● What the task asks: Only lines with the string "just" matter here; gather them from the material below.

(Stored records)
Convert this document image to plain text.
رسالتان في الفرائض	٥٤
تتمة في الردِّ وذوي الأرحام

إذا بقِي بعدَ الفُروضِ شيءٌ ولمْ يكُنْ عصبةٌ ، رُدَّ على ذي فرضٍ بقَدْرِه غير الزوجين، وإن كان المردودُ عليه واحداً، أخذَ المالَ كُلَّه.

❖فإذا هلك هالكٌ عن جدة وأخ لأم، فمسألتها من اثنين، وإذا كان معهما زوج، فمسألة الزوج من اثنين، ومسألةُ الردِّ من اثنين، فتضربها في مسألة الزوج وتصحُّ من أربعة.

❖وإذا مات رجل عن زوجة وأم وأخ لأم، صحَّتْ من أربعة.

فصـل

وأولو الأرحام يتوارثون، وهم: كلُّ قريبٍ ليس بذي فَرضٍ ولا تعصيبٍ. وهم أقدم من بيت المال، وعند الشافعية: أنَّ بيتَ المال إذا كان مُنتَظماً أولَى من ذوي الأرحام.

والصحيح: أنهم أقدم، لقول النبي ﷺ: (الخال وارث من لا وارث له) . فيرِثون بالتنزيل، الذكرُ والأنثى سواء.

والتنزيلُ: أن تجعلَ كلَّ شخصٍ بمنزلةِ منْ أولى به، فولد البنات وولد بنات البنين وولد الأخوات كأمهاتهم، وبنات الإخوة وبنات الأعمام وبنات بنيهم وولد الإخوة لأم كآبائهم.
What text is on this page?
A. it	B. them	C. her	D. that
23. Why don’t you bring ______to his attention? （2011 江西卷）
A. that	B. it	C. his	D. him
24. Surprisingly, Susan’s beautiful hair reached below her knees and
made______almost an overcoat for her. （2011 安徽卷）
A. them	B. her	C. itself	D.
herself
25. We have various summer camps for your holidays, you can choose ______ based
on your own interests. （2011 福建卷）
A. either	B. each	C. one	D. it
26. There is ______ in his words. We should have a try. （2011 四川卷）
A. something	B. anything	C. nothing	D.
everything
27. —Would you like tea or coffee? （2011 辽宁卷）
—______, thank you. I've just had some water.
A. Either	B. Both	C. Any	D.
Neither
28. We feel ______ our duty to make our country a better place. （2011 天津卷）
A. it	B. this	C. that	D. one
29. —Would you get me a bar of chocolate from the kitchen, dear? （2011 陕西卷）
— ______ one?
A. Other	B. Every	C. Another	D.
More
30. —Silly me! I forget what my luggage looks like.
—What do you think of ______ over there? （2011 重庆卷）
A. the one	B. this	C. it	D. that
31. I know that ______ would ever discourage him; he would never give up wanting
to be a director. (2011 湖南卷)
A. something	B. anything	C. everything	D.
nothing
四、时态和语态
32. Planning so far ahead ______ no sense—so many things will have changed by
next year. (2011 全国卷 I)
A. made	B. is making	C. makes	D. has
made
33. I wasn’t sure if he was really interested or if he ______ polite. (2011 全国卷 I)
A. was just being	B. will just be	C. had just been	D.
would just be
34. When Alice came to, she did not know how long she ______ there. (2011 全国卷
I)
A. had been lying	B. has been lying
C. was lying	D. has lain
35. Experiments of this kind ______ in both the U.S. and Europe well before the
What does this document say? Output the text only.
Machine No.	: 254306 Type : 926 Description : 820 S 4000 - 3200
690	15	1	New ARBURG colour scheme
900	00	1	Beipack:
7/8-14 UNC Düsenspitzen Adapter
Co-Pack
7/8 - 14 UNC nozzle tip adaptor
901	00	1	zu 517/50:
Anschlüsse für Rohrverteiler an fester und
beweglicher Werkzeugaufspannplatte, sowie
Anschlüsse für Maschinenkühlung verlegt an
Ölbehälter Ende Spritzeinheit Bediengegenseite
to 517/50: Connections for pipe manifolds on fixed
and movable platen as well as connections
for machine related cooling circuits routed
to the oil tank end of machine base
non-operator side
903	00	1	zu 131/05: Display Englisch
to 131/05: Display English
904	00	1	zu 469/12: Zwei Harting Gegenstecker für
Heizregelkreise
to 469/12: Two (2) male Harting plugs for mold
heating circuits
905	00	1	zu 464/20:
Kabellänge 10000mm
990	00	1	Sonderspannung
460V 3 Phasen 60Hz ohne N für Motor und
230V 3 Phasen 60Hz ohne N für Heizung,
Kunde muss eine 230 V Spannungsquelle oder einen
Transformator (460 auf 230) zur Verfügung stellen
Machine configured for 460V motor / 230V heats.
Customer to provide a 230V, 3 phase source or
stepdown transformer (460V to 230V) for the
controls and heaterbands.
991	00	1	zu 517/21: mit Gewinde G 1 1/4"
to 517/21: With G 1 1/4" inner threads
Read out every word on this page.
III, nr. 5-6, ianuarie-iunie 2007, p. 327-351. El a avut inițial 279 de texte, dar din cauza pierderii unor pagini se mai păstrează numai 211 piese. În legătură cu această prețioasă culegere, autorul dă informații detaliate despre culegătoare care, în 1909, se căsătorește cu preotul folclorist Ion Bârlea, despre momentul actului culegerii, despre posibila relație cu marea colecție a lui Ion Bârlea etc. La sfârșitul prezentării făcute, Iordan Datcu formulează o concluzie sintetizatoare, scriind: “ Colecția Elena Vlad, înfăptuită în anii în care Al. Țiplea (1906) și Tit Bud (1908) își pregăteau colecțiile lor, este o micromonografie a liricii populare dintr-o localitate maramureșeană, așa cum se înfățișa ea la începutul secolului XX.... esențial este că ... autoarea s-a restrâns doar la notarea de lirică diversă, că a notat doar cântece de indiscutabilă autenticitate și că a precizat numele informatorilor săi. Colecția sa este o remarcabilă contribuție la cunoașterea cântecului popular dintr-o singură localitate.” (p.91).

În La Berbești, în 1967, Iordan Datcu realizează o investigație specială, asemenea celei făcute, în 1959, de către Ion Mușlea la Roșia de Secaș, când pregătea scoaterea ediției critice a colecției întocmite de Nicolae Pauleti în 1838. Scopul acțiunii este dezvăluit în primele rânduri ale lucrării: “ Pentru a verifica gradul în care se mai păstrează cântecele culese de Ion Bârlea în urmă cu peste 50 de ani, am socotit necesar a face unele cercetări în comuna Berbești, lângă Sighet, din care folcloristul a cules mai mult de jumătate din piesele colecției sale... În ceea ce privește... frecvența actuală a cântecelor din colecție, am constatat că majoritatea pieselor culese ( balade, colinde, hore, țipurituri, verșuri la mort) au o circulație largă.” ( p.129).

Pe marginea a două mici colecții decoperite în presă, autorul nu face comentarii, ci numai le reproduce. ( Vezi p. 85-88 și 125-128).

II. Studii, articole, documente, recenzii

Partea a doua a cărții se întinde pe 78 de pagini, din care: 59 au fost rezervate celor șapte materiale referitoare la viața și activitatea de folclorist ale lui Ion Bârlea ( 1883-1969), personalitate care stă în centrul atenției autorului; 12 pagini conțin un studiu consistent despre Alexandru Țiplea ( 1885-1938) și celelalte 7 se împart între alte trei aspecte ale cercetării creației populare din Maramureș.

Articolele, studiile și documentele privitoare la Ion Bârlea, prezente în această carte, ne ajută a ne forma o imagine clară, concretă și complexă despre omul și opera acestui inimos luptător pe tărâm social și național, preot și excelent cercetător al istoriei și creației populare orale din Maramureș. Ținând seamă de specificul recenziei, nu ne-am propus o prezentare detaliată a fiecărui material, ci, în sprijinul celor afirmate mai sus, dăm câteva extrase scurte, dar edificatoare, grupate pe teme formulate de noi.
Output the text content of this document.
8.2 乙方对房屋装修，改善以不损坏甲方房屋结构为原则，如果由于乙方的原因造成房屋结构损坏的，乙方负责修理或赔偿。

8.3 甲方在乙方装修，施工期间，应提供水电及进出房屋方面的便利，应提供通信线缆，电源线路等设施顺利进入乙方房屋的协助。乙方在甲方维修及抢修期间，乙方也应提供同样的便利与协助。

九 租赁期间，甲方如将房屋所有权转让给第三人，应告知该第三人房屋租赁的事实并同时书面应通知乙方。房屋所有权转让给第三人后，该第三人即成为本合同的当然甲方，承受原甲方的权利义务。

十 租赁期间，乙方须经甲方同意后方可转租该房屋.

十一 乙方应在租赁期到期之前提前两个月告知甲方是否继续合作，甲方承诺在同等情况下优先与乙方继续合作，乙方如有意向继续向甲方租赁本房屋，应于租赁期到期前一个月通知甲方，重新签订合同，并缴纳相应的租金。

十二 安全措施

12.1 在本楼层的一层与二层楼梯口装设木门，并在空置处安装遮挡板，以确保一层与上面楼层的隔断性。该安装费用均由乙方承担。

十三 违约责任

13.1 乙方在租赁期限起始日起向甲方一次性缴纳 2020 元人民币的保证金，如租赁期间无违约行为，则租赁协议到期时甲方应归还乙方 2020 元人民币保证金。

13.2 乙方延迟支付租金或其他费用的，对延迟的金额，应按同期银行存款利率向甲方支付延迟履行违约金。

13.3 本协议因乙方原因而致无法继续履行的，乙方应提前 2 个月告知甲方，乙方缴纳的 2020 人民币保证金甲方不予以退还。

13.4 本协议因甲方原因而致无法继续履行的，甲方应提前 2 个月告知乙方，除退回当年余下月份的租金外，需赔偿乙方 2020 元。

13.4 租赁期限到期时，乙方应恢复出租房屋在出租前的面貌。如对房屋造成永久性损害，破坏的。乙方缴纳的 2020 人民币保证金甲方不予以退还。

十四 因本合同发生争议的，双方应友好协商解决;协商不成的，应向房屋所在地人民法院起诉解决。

● Expected answer:
—______, thank you. I've just had some water.
A. was just being	B. will just be	C. had just been	D.
would just be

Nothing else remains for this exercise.